### DATA FOR THIS TASK
--
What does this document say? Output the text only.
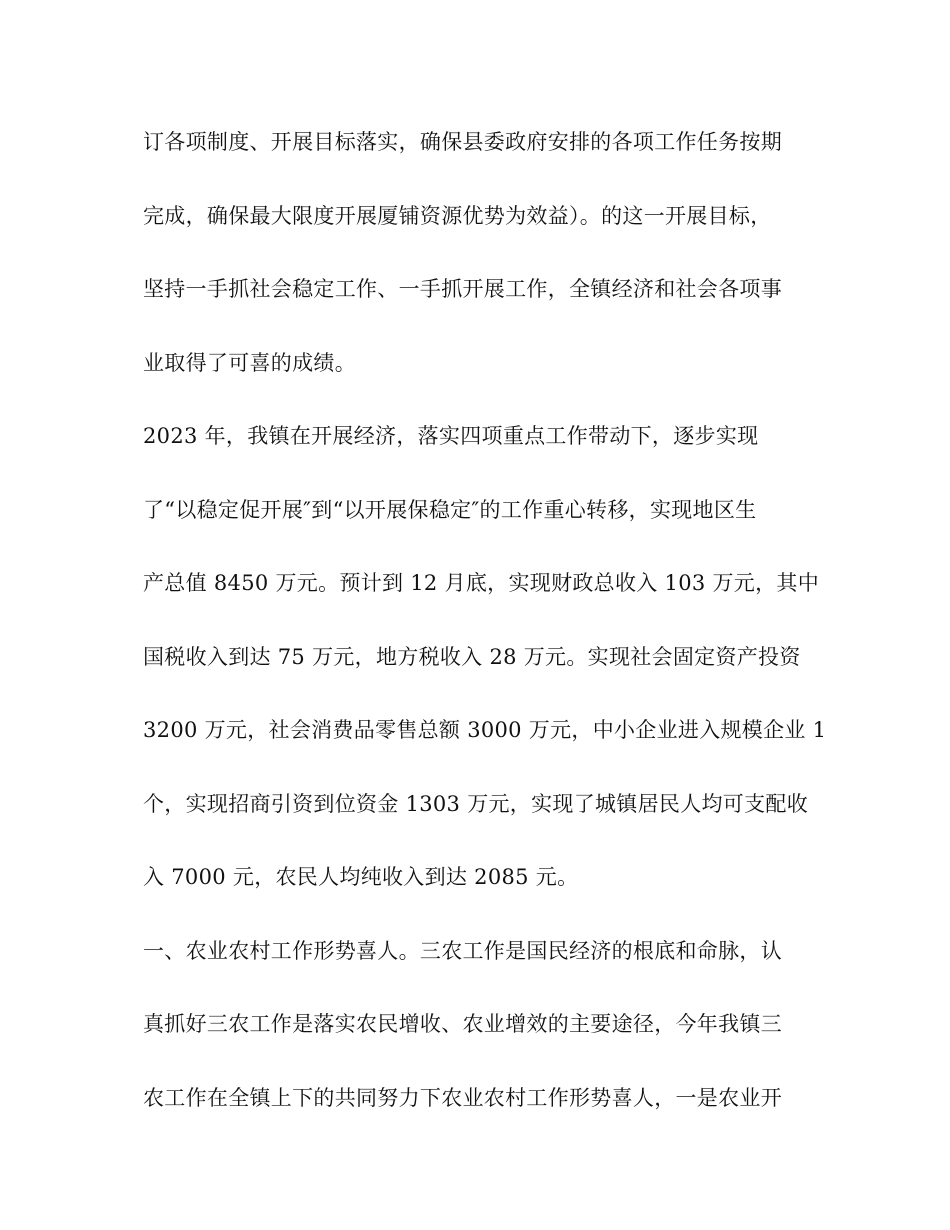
订各项制度、开展目标落实，确保县委政府安排的各项工作任务按期
完成，确保最大限度开展厦铺资源优势为效益）。的这一开展目标，
坚持一手抓社会稳定工作、一手抓开展工作，全镇经济和社会各项事
业取得了可喜的成绩。
2023 年，我镇在开展经济，落实四项重点工作带动下，逐步实现
了“以稳定促开展″到“以开展保稳定″的工作重心转移，实现地区生
产总值 8450 万元。预计到 12 月底，实现财政总收入 103 万元，其中
国税收入到达 75 万元，地方税收入 28 万元。实现社会固定资产投资
3200 万元，社会消费品零售总额 3000 万元，中小企业进入规模企业 1
个，实现招商引资到位资金 1303 万元，实现了城镇居民人均可支配收
入 7000 元，农民人均纯收入到达 2085 元。
一、农业农村工作形势喜人。三农工作是国民经济的根底和命脉，认
真抓好三农工作是落实农民增收、农业增效的主要途径，今年我镇三
农工作在全镇上下的共同努力下农业农村工作形势喜人，一是农业开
--
### PROBLEM TO WORK ON
Set down every record once more, word for word, without pictures.

### SOLUTION TO THIS PROBLEM
What does this document say? Output the text only.
订各项制度、开展目标落实，确保县委政府安排的各项工作任务按期
完成，确保最大限度开展厦铺资源优势为效益）。的这一开展目标，
坚持一手抓社会稳定工作、一手抓开展工作，全镇经济和社会各项事
业取得了可喜的成绩。
2023 年，我镇在开展经济，落实四项重点工作带动下，逐步实现
了“以稳定促开展″到“以开展保稳定″的工作重心转移，实现地区生
产总值 8450 万元。预计到 12 月底，实现财政总收入 103 万元，其中
国税收入到达 75 万元，地方税收入 28 万元。实现社会固定资产投资
3200 万元，社会消费品零售总额 3000 万元，中小企业进入规模企业 1
个，实现招商引资到位资金 1303 万元，实现了城镇居民人均可支配收
入 7000 元，农民人均纯收入到达 2085 元。
一、农业农村工作形势喜人。三农工作是国民经济的根底和命脉，认
真抓好三农工作是落实农民增收、农业增效的主要途径，今年我镇三
农工作在全镇上下的共同努力下农业农村工作形势喜人，一是农业开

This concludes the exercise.